>> start
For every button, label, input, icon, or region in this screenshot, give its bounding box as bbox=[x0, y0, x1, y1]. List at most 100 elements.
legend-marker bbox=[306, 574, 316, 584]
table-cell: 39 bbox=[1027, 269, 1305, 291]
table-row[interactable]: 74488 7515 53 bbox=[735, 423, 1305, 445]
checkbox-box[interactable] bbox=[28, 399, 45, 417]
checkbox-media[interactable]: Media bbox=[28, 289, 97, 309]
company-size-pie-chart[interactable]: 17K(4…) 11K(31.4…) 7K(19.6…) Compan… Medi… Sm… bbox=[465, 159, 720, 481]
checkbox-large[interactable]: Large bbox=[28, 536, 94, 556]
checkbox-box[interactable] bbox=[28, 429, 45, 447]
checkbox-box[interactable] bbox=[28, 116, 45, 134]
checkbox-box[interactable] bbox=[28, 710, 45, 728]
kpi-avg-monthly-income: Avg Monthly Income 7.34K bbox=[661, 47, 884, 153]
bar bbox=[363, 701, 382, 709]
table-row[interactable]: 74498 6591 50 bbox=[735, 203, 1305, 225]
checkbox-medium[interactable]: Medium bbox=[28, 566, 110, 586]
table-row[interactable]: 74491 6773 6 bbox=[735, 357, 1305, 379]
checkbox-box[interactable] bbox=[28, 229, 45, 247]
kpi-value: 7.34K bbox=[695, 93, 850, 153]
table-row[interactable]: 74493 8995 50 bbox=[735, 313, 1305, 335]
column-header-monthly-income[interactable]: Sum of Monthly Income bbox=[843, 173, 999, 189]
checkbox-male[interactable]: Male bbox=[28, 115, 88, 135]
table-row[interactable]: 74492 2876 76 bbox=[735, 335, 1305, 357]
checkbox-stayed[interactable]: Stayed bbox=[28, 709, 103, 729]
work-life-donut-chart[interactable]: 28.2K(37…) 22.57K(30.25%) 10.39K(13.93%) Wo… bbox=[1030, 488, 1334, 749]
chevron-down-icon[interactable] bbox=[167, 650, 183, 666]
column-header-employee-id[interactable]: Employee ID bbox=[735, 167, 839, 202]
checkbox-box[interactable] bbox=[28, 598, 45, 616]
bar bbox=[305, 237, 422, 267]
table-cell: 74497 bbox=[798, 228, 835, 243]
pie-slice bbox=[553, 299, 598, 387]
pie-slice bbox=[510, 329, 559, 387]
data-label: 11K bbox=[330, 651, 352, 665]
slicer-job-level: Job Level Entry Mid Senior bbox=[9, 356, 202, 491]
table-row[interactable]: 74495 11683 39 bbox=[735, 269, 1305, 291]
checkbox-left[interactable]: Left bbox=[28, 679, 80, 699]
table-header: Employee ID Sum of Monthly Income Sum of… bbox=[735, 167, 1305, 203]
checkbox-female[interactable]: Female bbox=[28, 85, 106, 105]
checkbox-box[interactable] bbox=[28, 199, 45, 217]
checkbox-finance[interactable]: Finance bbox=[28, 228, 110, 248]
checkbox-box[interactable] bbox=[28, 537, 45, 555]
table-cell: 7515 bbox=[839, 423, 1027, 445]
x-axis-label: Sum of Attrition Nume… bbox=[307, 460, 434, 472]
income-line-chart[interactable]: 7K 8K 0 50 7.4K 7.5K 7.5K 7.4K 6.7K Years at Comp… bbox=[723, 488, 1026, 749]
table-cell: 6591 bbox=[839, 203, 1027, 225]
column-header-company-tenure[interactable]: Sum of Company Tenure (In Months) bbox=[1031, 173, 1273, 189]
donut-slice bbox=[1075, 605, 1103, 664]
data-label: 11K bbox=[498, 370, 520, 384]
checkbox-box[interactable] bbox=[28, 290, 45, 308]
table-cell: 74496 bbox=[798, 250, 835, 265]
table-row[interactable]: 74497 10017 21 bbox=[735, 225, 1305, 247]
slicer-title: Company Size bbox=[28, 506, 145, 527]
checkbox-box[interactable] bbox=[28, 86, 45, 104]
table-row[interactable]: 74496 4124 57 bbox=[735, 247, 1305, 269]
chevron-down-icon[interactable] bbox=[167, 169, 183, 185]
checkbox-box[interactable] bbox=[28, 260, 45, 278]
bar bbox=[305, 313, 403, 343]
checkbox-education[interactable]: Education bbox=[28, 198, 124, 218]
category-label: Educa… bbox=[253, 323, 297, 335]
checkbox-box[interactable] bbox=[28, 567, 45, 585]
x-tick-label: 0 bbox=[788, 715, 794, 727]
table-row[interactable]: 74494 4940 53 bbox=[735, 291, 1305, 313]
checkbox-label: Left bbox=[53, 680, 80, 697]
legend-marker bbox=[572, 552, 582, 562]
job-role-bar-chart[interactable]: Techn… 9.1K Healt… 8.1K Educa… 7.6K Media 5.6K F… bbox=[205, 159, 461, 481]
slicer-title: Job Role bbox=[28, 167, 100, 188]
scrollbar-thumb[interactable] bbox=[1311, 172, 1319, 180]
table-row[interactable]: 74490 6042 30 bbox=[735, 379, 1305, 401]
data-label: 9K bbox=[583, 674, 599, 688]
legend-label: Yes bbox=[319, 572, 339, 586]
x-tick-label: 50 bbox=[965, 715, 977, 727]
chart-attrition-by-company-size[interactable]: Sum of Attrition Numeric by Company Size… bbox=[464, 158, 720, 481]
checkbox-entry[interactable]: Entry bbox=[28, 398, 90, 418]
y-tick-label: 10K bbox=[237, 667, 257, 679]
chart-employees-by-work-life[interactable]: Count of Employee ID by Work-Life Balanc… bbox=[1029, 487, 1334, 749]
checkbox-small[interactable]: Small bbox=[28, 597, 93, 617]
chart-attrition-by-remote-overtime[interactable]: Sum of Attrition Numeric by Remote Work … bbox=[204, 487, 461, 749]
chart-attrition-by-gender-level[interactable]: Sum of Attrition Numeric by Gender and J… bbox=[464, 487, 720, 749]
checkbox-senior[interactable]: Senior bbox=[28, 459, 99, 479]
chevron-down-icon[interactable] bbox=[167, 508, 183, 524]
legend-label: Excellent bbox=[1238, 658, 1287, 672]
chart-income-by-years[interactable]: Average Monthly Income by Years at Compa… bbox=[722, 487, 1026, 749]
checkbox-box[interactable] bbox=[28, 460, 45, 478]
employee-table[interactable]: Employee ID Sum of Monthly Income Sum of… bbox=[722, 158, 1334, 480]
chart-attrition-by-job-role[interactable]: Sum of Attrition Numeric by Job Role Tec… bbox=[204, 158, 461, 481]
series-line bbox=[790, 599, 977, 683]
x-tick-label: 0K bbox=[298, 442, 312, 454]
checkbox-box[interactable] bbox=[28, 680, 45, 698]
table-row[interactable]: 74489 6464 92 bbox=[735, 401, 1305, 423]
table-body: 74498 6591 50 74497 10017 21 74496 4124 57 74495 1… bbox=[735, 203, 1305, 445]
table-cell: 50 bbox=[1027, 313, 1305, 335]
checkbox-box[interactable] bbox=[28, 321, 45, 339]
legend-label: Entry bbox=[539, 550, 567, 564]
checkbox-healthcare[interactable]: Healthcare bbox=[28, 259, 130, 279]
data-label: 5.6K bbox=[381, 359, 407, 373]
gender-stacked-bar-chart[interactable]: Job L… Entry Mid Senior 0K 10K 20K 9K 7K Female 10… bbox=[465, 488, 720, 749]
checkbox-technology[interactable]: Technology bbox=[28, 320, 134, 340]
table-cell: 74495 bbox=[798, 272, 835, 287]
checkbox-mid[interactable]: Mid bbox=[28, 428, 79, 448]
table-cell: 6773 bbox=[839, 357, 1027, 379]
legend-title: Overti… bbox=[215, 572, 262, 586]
>> end
• _What you have to do_
Copy every line of the records above word for word, in the order given.

• _Result_
For every button, label, input, icon, or region in this screenshot, give its bounding box as bbox=[x0, y0, x1, y1]. List at most 100 elements.
legend-marker bbox=[306, 574, 316, 584]
table-cell: 39 bbox=[1027, 269, 1305, 291]
table-row[interactable]: 74488 7515 53 bbox=[735, 423, 1305, 445]
checkbox-box[interactable] bbox=[28, 399, 45, 417]
checkbox-media[interactable]: Media bbox=[28, 289, 97, 309]
company-size-pie-chart[interactable]: 17K(4…) 11K(31.4…) 7K(19.6…) Compan… Medi… Sm… bbox=[465, 159, 720, 481]
checkbox-large[interactable]: Large bbox=[28, 536, 94, 556]
checkbox-box[interactable] bbox=[28, 429, 45, 447]
checkbox-box[interactable] bbox=[28, 116, 45, 134]
checkbox-box[interactable] bbox=[28, 710, 45, 728]
kpi-avg-monthly-income: Avg Monthly Income 7.34K bbox=[661, 47, 884, 153]
bar bbox=[363, 701, 382, 709]
table-row[interactable]: 74498 6591 50 bbox=[735, 203, 1305, 225]
checkbox-medium[interactable]: Medium bbox=[28, 566, 110, 586]
table-row[interactable]: 74491 6773 6 bbox=[735, 357, 1305, 379]
checkbox-box[interactable] bbox=[28, 229, 45, 247]
kpi-value: 7.34K bbox=[695, 93, 850, 153]
table-row[interactable]: 74493 8995 50 bbox=[735, 313, 1305, 335]
column-header-monthly-income[interactable]: Sum of Monthly Income bbox=[843, 173, 999, 189]
checkbox-male[interactable]: Male bbox=[28, 115, 88, 135]
table-row[interactable]: 74492 2876 76 bbox=[735, 335, 1305, 357]
checkbox-stayed[interactable]: Stayed bbox=[28, 709, 103, 729]
work-life-donut-chart[interactable]: 28.2K(37…) 22.57K(30.25%) 10.39K(13.93%) Wo… bbox=[1030, 488, 1334, 749]
chevron-down-icon[interactable] bbox=[167, 650, 183, 666]
column-header-employee-id[interactable]: Employee ID bbox=[735, 167, 839, 202]
checkbox-box[interactable] bbox=[28, 598, 45, 616]
bar bbox=[305, 237, 422, 267]
table-cell: 74497 bbox=[798, 228, 835, 243]
pie-slice bbox=[553, 299, 598, 387]
pie-slice bbox=[510, 329, 559, 387]
data-label: 11K bbox=[330, 651, 352, 665]
slicer-job-level: Job Level Entry Mid Senior bbox=[9, 356, 202, 491]
table-row[interactable]: 74495 11683 39 bbox=[735, 269, 1305, 291]
checkbox-left[interactable]: Left bbox=[28, 679, 80, 699]
table-header: Employee ID Sum of Monthly Income Sum of… bbox=[735, 167, 1305, 203]
checkbox-female[interactable]: Female bbox=[28, 85, 106, 105]
checkbox-box[interactable] bbox=[28, 199, 45, 217]
checkbox-finance[interactable]: Finance bbox=[28, 228, 110, 248]
checkbox-box[interactable] bbox=[28, 537, 45, 555]
table-cell: 7515 bbox=[839, 423, 1027, 445]
x-axis-label: Sum of Attrition Nume… bbox=[307, 460, 434, 472]
income-line-chart[interactable]: 7K 8K 0 50 7.4K 7.5K 7.5K 7.4K 6.7K Years at Comp… bbox=[723, 488, 1026, 749]
table-cell: 6591 bbox=[839, 203, 1027, 225]
column-header-company-tenure[interactable]: Sum of Company Tenure (In Months) bbox=[1031, 173, 1273, 189]
donut-slice bbox=[1075, 605, 1103, 664]
data-label: 11K bbox=[498, 370, 520, 384]
checkbox-box[interactable] bbox=[28, 290, 45, 308]
table-cell: 74496 bbox=[798, 250, 835, 265]
table-row[interactable]: 74497 10017 21 bbox=[735, 225, 1305, 247]
slicer-title: Company Size bbox=[28, 506, 145, 527]
checkbox-box[interactable] bbox=[28, 86, 45, 104]
table-row[interactable]: 74496 4124 57 bbox=[735, 247, 1305, 269]
chevron-down-icon[interactable] bbox=[167, 169, 183, 185]
checkbox-box[interactable] bbox=[28, 260, 45, 278]
bar bbox=[305, 313, 403, 343]
checkbox-education[interactable]: Education bbox=[28, 198, 124, 218]
category-label: Educa… bbox=[253, 323, 297, 335]
checkbox-box[interactable] bbox=[28, 567, 45, 585]
x-tick-label: 0 bbox=[788, 715, 794, 727]
table-row[interactable]: 74494 4940 53 bbox=[735, 291, 1305, 313]
checkbox-label: Left bbox=[53, 680, 80, 697]
legend-marker bbox=[572, 552, 582, 562]
job-role-bar-chart[interactable]: Techn… 9.1K Healt… 8.1K Educa… 7.6K Media 5.6K F… bbox=[205, 159, 461, 481]
slicer-title: Job Role bbox=[28, 167, 100, 188]
scrollbar-thumb[interactable] bbox=[1311, 172, 1319, 180]
table-row[interactable]: 74490 6042 30 bbox=[735, 379, 1305, 401]
data-label: 9K bbox=[583, 674, 599, 688]
legend-label: Yes bbox=[319, 572, 339, 586]
x-tick-label: 50 bbox=[965, 715, 977, 727]
chart-attrition-by-company-size[interactable]: Sum of Attrition Numeric by Company Size… bbox=[464, 158, 720, 481]
checkbox-entry[interactable]: Entry bbox=[28, 398, 90, 418]
y-tick-label: 10K bbox=[237, 667, 257, 679]
chart-employees-by-work-life[interactable]: Count of Employee ID by Work-Life Balanc… bbox=[1029, 487, 1334, 749]
checkbox-small[interactable]: Small bbox=[28, 597, 93, 617]
chart-attrition-by-remote-overtime[interactable]: Sum of Attrition Numeric by Remote Work … bbox=[204, 487, 461, 749]
chart-attrition-by-gender-level[interactable]: Sum of Attrition Numeric by Gender and J… bbox=[464, 487, 720, 749]
checkbox-senior[interactable]: Senior bbox=[28, 459, 99, 479]
chevron-down-icon[interactable] bbox=[167, 508, 183, 524]
legend-label: Excellent bbox=[1238, 658, 1287, 672]
chart-income-by-years[interactable]: Average Monthly Income by Years at Compa… bbox=[722, 487, 1026, 749]
checkbox-box[interactable] bbox=[28, 460, 45, 478]
employee-table[interactable]: Employee ID Sum of Monthly Income Sum of… bbox=[722, 158, 1334, 480]
chart-attrition-by-job-role[interactable]: Sum of Attrition Numeric by Job Role Tec… bbox=[204, 158, 461, 481]
series-line bbox=[790, 599, 977, 683]
x-tick-label: 0K bbox=[298, 442, 312, 454]
checkbox-box[interactable] bbox=[28, 680, 45, 698]
table-row[interactable]: 74489 6464 92 bbox=[735, 401, 1305, 423]
table-body: 74498 6591 50 74497 10017 21 74496 4124 57 74495 1… bbox=[735, 203, 1305, 445]
table-cell: 50 bbox=[1027, 313, 1305, 335]
checkbox-box[interactable] bbox=[28, 321, 45, 339]
legend-label: Entry bbox=[539, 550, 567, 564]
checkbox-healthcare[interactable]: Healthcare bbox=[28, 259, 130, 279]
data-label: 5.6K bbox=[381, 359, 407, 373]
gender-stacked-bar-chart[interactable]: Job L… Entry Mid Senior 0K 10K 20K 9K 7K Female 10… bbox=[465, 488, 720, 749]
checkbox-technology[interactable]: Technology bbox=[28, 320, 134, 340]
table-cell: 74495 bbox=[798, 272, 835, 287]
checkbox-mid[interactable]: Mid bbox=[28, 428, 79, 448]
table-cell: 6773 bbox=[839, 357, 1027, 379]
legend-title: Overti… bbox=[215, 572, 262, 586]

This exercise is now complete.